### Work to be completed
Scan the records below for lines with the word "protocol", then state how many you find and nothing else.

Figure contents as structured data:
╔══
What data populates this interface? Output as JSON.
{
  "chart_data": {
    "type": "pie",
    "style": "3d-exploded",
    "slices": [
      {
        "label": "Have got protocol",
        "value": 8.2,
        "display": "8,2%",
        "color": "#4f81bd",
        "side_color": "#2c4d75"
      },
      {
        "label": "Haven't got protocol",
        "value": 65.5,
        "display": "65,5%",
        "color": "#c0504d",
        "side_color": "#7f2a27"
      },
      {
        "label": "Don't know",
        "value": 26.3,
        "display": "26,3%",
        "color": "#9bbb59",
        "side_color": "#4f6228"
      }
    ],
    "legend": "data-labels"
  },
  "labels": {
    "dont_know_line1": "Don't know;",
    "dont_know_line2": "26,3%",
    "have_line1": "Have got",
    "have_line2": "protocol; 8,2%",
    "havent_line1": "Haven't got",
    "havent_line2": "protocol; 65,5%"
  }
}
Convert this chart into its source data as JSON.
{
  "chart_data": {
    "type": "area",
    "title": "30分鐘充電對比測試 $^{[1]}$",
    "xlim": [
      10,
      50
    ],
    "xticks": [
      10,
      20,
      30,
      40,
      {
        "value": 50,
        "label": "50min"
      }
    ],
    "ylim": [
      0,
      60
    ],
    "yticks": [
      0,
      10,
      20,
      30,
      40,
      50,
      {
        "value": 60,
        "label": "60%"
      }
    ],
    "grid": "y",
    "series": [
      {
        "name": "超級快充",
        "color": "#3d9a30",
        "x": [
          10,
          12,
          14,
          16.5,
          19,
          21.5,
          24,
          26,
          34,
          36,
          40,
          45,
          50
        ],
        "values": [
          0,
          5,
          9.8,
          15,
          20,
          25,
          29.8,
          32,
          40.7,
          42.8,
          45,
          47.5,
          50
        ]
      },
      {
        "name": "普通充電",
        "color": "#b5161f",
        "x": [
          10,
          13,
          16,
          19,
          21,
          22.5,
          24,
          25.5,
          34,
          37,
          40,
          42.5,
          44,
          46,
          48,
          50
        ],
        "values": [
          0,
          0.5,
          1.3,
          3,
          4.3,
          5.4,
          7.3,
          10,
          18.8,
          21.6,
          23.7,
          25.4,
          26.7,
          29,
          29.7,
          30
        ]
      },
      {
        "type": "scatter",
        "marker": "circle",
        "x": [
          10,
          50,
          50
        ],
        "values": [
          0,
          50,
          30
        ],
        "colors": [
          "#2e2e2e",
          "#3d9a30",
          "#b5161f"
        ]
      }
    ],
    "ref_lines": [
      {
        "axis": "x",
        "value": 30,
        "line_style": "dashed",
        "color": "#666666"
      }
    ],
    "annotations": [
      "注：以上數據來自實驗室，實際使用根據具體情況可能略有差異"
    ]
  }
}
╚══
### Full response
4